— Start of Data in this exercise —

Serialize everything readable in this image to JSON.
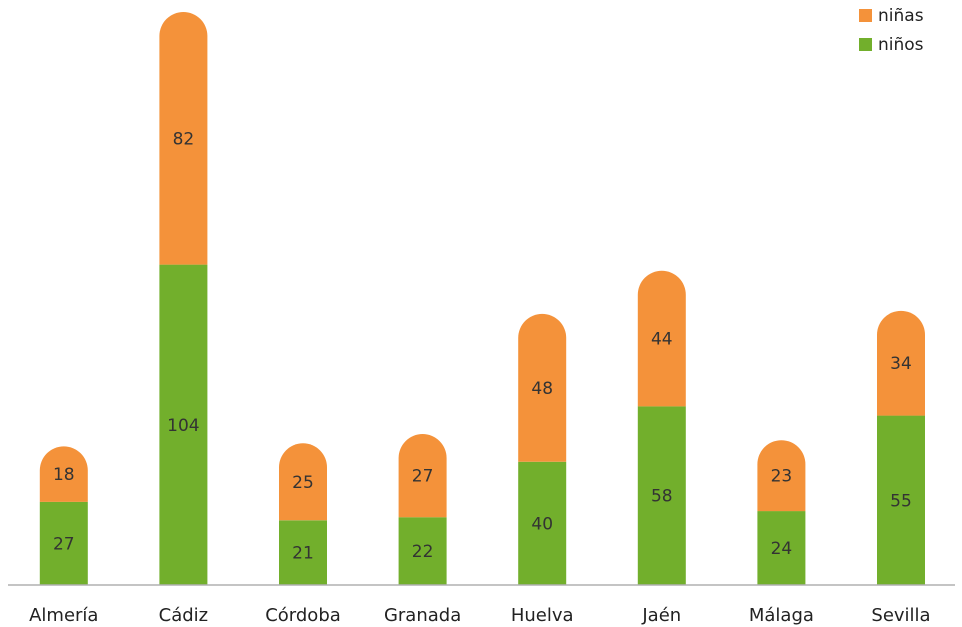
{
  "chart_data": {
    "type": "bar",
    "stacked": true,
    "title": "",
    "xlabel": "",
    "ylabel": "",
    "categories": [
      "Almería",
      "Cádiz",
      "Córdoba",
      "Granada",
      "Huelva",
      "Jaén",
      "Málaga",
      "Sevilla"
    ],
    "series": [
      {
        "name": "niños",
        "values": [
          27,
          104,
          21,
          22,
          40,
          58,
          24,
          55
        ],
        "color": "#72AF2C"
      },
      {
        "name": "niñas",
        "values": [
          18,
          82,
          25,
          27,
          48,
          44,
          23,
          34
        ],
        "color": "#F4923A"
      }
    ],
    "ylim": [
      0,
      186
    ],
    "grid": false,
    "legend": "top-right"
  }
}
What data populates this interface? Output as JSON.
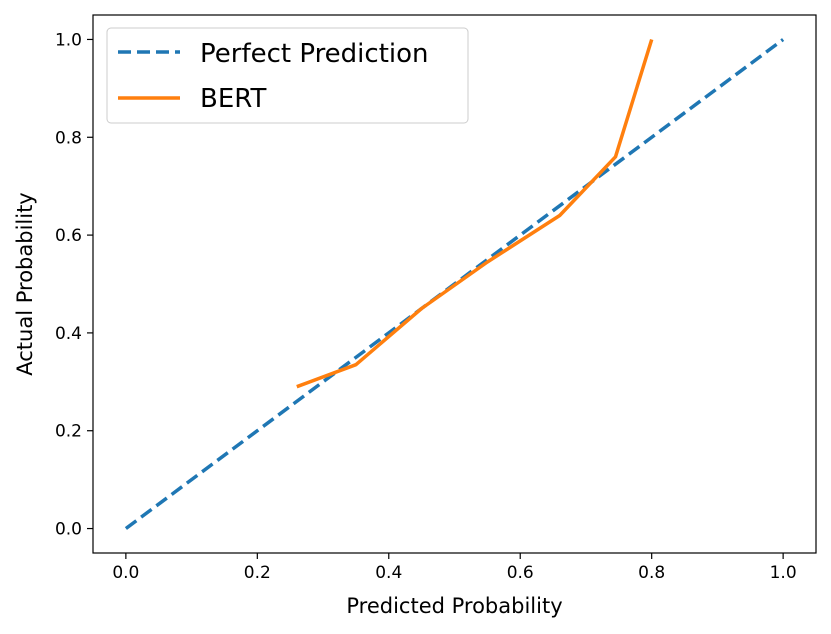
{
  "chart_data": {
    "type": "line",
    "xlabel": "Predicted Probability",
    "ylabel": "Actual Probability",
    "xlim": [
      -0.05,
      1.05
    ],
    "ylim": [
      -0.05,
      1.05
    ],
    "x_ticks": [
      "0.0",
      "0.2",
      "0.4",
      "0.6",
      "0.8",
      "1.0"
    ],
    "y_ticks": [
      "0.0",
      "0.2",
      "0.4",
      "0.6",
      "0.8",
      "1.0"
    ],
    "grid": false,
    "legend_position": "top-left",
    "series": [
      {
        "name": "Perfect Prediction",
        "style": "dashed",
        "color": "#1f77b4",
        "points": [
          [
            0.0,
            0.0
          ],
          [
            1.0,
            1.0
          ]
        ]
      },
      {
        "name": "BERT",
        "style": "solid",
        "color": "#ff7f0e",
        "points": [
          [
            0.26,
            0.29
          ],
          [
            0.35,
            0.335
          ],
          [
            0.45,
            0.45
          ],
          [
            0.55,
            0.545
          ],
          [
            0.66,
            0.64
          ],
          [
            0.745,
            0.76
          ],
          [
            0.8,
            1.0
          ]
        ]
      }
    ]
  }
}
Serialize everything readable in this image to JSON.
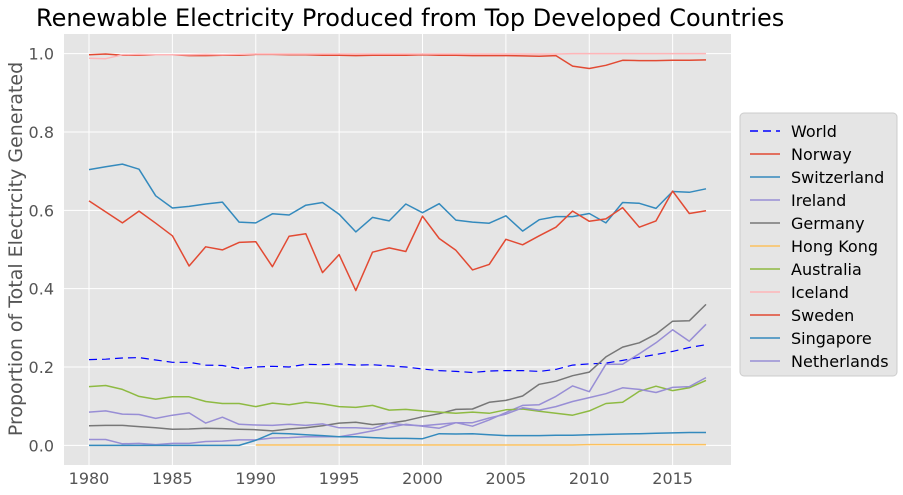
{
  "chart_data": {
    "type": "line",
    "title": "Renewable Electricity Produced from Top Developed Countries",
    "xlabel": "",
    "ylabel": "Proportion of Total Electrcity Generated",
    "xlim": [
      1978.5,
      2018.5
    ],
    "ylim": [
      -0.05,
      1.05
    ],
    "x_ticks": [
      "1980",
      "1985",
      "1990",
      "1995",
      "2000",
      "2005",
      "2010",
      "2015"
    ],
    "y_ticks": [
      "0.0",
      "0.2",
      "0.4",
      "0.6",
      "0.8",
      "1.0"
    ],
    "grid": true,
    "legend_position": "right",
    "background": "#e5e5e5",
    "x": [
      1980,
      1981,
      1982,
      1983,
      1984,
      1985,
      1986,
      1987,
      1988,
      1989,
      1990,
      1991,
      1992,
      1993,
      1994,
      1995,
      1996,
      1997,
      1998,
      1999,
      2000,
      2001,
      2002,
      2003,
      2004,
      2005,
      2006,
      2007,
      2008,
      2009,
      2010,
      2011,
      2012,
      2013,
      2014,
      2015,
      2016,
      2017
    ],
    "series": [
      {
        "name": "World",
        "color": "#0000ff",
        "dash": "8,5",
        "values": [
          0.219,
          0.22,
          0.223,
          0.224,
          0.218,
          0.212,
          0.212,
          0.205,
          0.204,
          0.196,
          0.2,
          0.202,
          0.2,
          0.207,
          0.206,
          0.208,
          0.205,
          0.206,
          0.203,
          0.2,
          0.195,
          0.191,
          0.189,
          0.186,
          0.19,
          0.191,
          0.191,
          0.189,
          0.194,
          0.205,
          0.208,
          0.21,
          0.217,
          0.225,
          0.232,
          0.24,
          0.25,
          0.257
        ]
      },
      {
        "name": "Norway",
        "color": "#e24a33",
        "values": [
          0.997,
          0.999,
          0.996,
          0.996,
          0.997,
          0.997,
          0.995,
          0.995,
          0.996,
          0.996,
          0.998,
          0.998,
          0.997,
          0.997,
          0.996,
          0.996,
          0.995,
          0.996,
          0.996,
          0.996,
          0.997,
          0.996,
          0.996,
          0.995,
          0.995,
          0.995,
          0.994,
          0.993,
          0.995,
          0.968,
          0.962,
          0.97,
          0.983,
          0.982,
          0.982,
          0.983,
          0.983,
          0.984
        ]
      },
      {
        "name": "Switzerland",
        "color": "#348abd",
        "values": [
          0.704,
          0.711,
          0.718,
          0.705,
          0.637,
          0.606,
          0.61,
          0.616,
          0.621,
          0.57,
          0.568,
          0.591,
          0.588,
          0.613,
          0.62,
          0.59,
          0.545,
          0.582,
          0.573,
          0.616,
          0.594,
          0.617,
          0.575,
          0.57,
          0.567,
          0.586,
          0.547,
          0.576,
          0.584,
          0.584,
          0.592,
          0.568,
          0.62,
          0.618,
          0.605,
          0.648,
          0.646,
          0.655
        ]
      },
      {
        "name": "Ireland",
        "color": "#988ed5",
        "values": [
          0.015,
          0.015,
          0.004,
          0.005,
          0.002,
          0.005,
          0.005,
          0.01,
          0.011,
          0.014,
          0.014,
          0.019,
          0.02,
          0.022,
          0.022,
          0.022,
          0.029,
          0.037,
          0.046,
          0.054,
          0.049,
          0.044,
          0.058,
          0.049,
          0.065,
          0.084,
          0.102,
          0.104,
          0.125,
          0.152,
          0.137,
          0.207,
          0.207,
          0.234,
          0.262,
          0.295,
          0.266,
          0.309
        ]
      },
      {
        "name": "Germany",
        "color": "#777777",
        "values": [
          0.05,
          0.051,
          0.051,
          0.048,
          0.045,
          0.041,
          0.042,
          0.044,
          0.043,
          0.041,
          0.04,
          0.037,
          0.042,
          0.045,
          0.05,
          0.057,
          0.059,
          0.053,
          0.057,
          0.063,
          0.073,
          0.081,
          0.092,
          0.093,
          0.11,
          0.115,
          0.126,
          0.156,
          0.164,
          0.178,
          0.187,
          0.226,
          0.251,
          0.262,
          0.284,
          0.317,
          0.318,
          0.36
        ]
      },
      {
        "name": "Hong Kong",
        "color": "#fbc15e",
        "values": [
          null,
          null,
          null,
          null,
          null,
          null,
          null,
          null,
          null,
          null,
          0.001,
          0.001,
          0.001,
          0.001,
          0.001,
          0.001,
          0.001,
          0.001,
          0.001,
          0.001,
          0.001,
          0.001,
          0.001,
          0.001,
          0.001,
          0.001,
          0.001,
          0.001,
          0.001,
          0.001,
          0.002,
          0.002,
          0.002,
          0.002,
          0.002,
          0.002,
          0.002,
          0.002
        ]
      },
      {
        "name": "Australia",
        "color": "#8eba42",
        "values": [
          0.15,
          0.153,
          0.143,
          0.125,
          0.118,
          0.124,
          0.124,
          0.112,
          0.107,
          0.107,
          0.099,
          0.108,
          0.104,
          0.11,
          0.106,
          0.099,
          0.097,
          0.102,
          0.09,
          0.092,
          0.088,
          0.085,
          0.082,
          0.085,
          0.082,
          0.091,
          0.093,
          0.087,
          0.082,
          0.077,
          0.088,
          0.107,
          0.11,
          0.138,
          0.151,
          0.14,
          0.147,
          0.166
        ]
      },
      {
        "name": "Iceland",
        "color": "#ffb5b8",
        "values": [
          0.988,
          0.987,
          0.997,
          0.998,
          0.997,
          0.997,
          0.997,
          0.998,
          0.997,
          0.998,
          0.999,
          0.999,
          0.999,
          0.999,
          0.999,
          0.999,
          0.999,
          0.999,
          0.999,
          0.999,
          0.999,
          0.999,
          0.999,
          0.999,
          0.999,
          0.999,
          0.999,
          0.999,
          0.999,
          1.0,
          1.0,
          1.0,
          1.0,
          1.0,
          1.0,
          1.0,
          1.0,
          1.0
        ]
      },
      {
        "name": "Sweden",
        "color": "#e24a33",
        "values": [
          0.624,
          0.596,
          0.568,
          0.598,
          0.567,
          0.535,
          0.458,
          0.507,
          0.499,
          0.518,
          0.52,
          0.456,
          0.534,
          0.54,
          0.441,
          0.487,
          0.395,
          0.493,
          0.504,
          0.495,
          0.585,
          0.528,
          0.498,
          0.448,
          0.462,
          0.526,
          0.512,
          0.535,
          0.557,
          0.598,
          0.572,
          0.578,
          0.607,
          0.557,
          0.573,
          0.649,
          0.592,
          0.599
        ]
      },
      {
        "name": "Singapore",
        "color": "#348abd",
        "values": [
          0.0,
          0.0,
          0.0,
          0.0,
          0.0,
          0.0,
          0.0,
          0.0,
          0.0,
          0.0,
          0.013,
          0.031,
          0.03,
          0.027,
          0.025,
          0.022,
          0.022,
          0.02,
          0.018,
          0.018,
          0.017,
          0.03,
          0.029,
          0.03,
          0.027,
          0.025,
          0.025,
          0.025,
          0.026,
          0.026,
          0.027,
          0.028,
          0.029,
          0.03,
          0.031,
          0.032,
          0.033,
          0.033
        ]
      },
      {
        "name": "Netherlands",
        "color": "#988ed5",
        "values": [
          0.085,
          0.088,
          0.08,
          0.079,
          0.069,
          0.077,
          0.083,
          0.057,
          0.072,
          0.054,
          0.052,
          0.051,
          0.054,
          0.051,
          0.055,
          0.045,
          0.045,
          0.043,
          0.057,
          0.052,
          0.05,
          0.054,
          0.058,
          0.058,
          0.07,
          0.08,
          0.096,
          0.09,
          0.099,
          0.112,
          0.122,
          0.132,
          0.147,
          0.143,
          0.135,
          0.148,
          0.15,
          0.173
        ]
      }
    ]
  }
}
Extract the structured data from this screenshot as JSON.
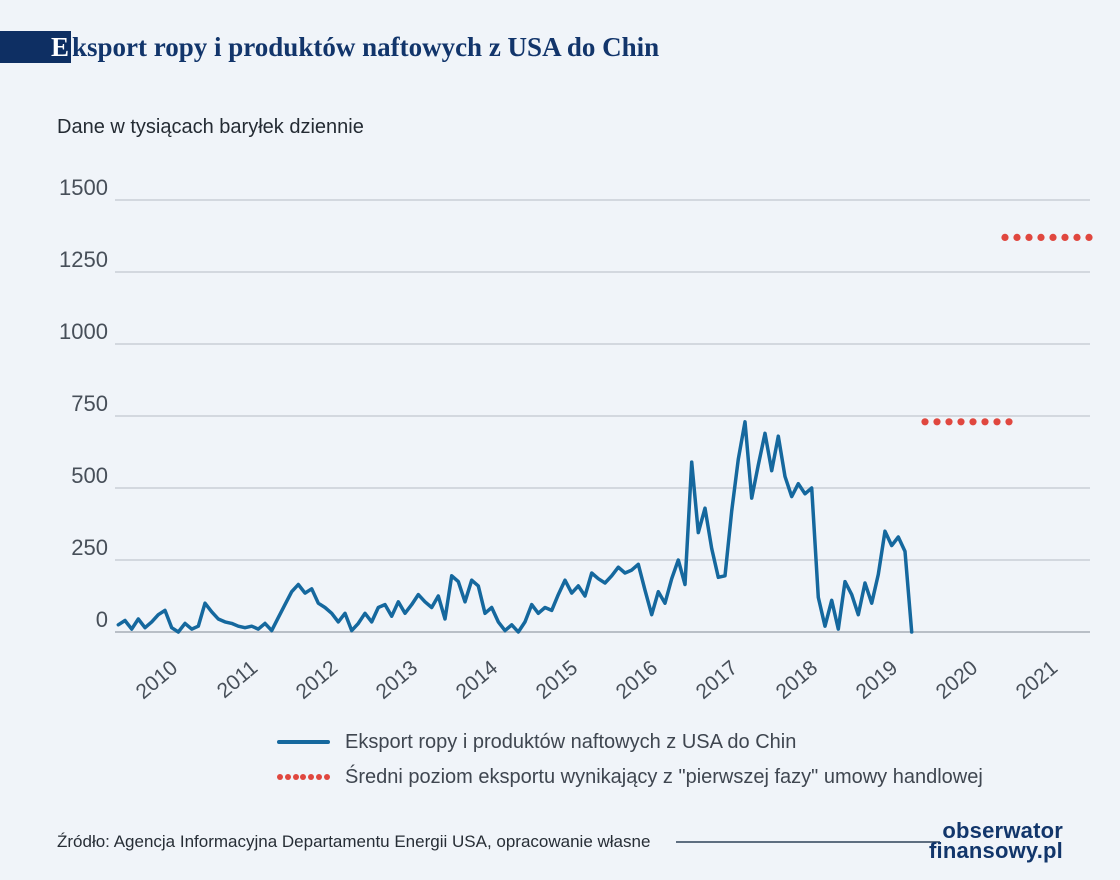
{
  "page": {
    "title_initial": "E",
    "title_rest": "ksport ropy i produktów naftowych z USA do Chin",
    "subtitle": "Dane w tysiącach baryłek dziennie",
    "source": "Źródło: Agencja Informacyjna Departamentu Energii USA, opracowanie własne",
    "logo_line1": "obserwator",
    "logo_line2": "finansowy.pl"
  },
  "colors": {
    "background": "#F0F4F9",
    "accent_navy": "#0E2F63",
    "line_blue": "#15689E",
    "dots_red": "#E0473F",
    "gridline": "#D3D8DF"
  },
  "legend": [
    {
      "type": "line",
      "color": "#15689E",
      "label": "Eksport ropy i produktów naftowych z USA do Chin"
    },
    {
      "type": "dots",
      "color": "#E0473F",
      "label": "Średni poziom eksportu wynikający z \"pierwszej fazy\" umowy handlowej"
    }
  ],
  "chart_data": {
    "type": "line",
    "title": "Eksport ropy i produktów naftowych z USA do Chin",
    "unit": "tysiące baryłek dziennie",
    "ylim": [
      0,
      1500
    ],
    "yticks": [
      0,
      250,
      500,
      750,
      1000,
      1250,
      1500
    ],
    "xticks": [
      2010,
      2011,
      2012,
      2013,
      2014,
      2015,
      2016,
      2017,
      2018,
      2019,
      2020,
      2021
    ],
    "grid": "horizontal",
    "legend_position": "bottom",
    "series": [
      {
        "name": "Eksport ropy i produktów naftowych z USA do Chin",
        "style": "solid",
        "color": "#15689E",
        "start": "2009-06",
        "frequency": "monthly",
        "values": [
          25,
          40,
          10,
          45,
          15,
          35,
          60,
          75,
          15,
          0,
          30,
          10,
          20,
          100,
          70,
          45,
          35,
          30,
          20,
          15,
          20,
          10,
          30,
          5,
          50,
          95,
          140,
          165,
          135,
          150,
          100,
          85,
          65,
          35,
          65,
          5,
          30,
          65,
          35,
          85,
          95,
          55,
          105,
          65,
          95,
          130,
          105,
          85,
          125,
          45,
          195,
          175,
          105,
          180,
          160,
          65,
          85,
          35,
          5,
          25,
          0,
          35,
          95,
          65,
          85,
          75,
          130,
          180,
          135,
          160,
          125,
          205,
          185,
          170,
          195,
          225,
          205,
          215,
          235,
          145,
          60,
          140,
          100,
          185,
          250,
          165,
          590,
          345,
          430,
          290,
          190,
          195,
          420,
          600,
          730,
          465,
          580,
          690,
          560,
          680,
          540,
          470,
          515,
          480,
          500,
          120,
          20,
          110,
          10,
          175,
          130,
          60,
          170,
          100,
          200,
          350,
          300,
          330,
          280,
          0
        ]
      }
    ],
    "reference_segments": [
      {
        "name": "phase-one-target-2020",
        "year": 2020,
        "value": 730,
        "x_start": 2019.5,
        "x_end": 2020.55,
        "style": "dotted",
        "color": "#E0473F"
      },
      {
        "name": "phase-one-target-2021",
        "year": 2021,
        "value": 1370,
        "x_start": 2020.5,
        "x_end": 2021.55,
        "style": "dotted",
        "color": "#E0473F"
      }
    ]
  }
}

— End of Data in this exercise —

__Written problem__.
Filter the records above for lines containing the word "dziennie", and copy those lines.

__Answer for the task__.
    "subtitle": "Dane w tysiącach baryłek dziennie",
    "unit": "tysiące baryłek dziennie",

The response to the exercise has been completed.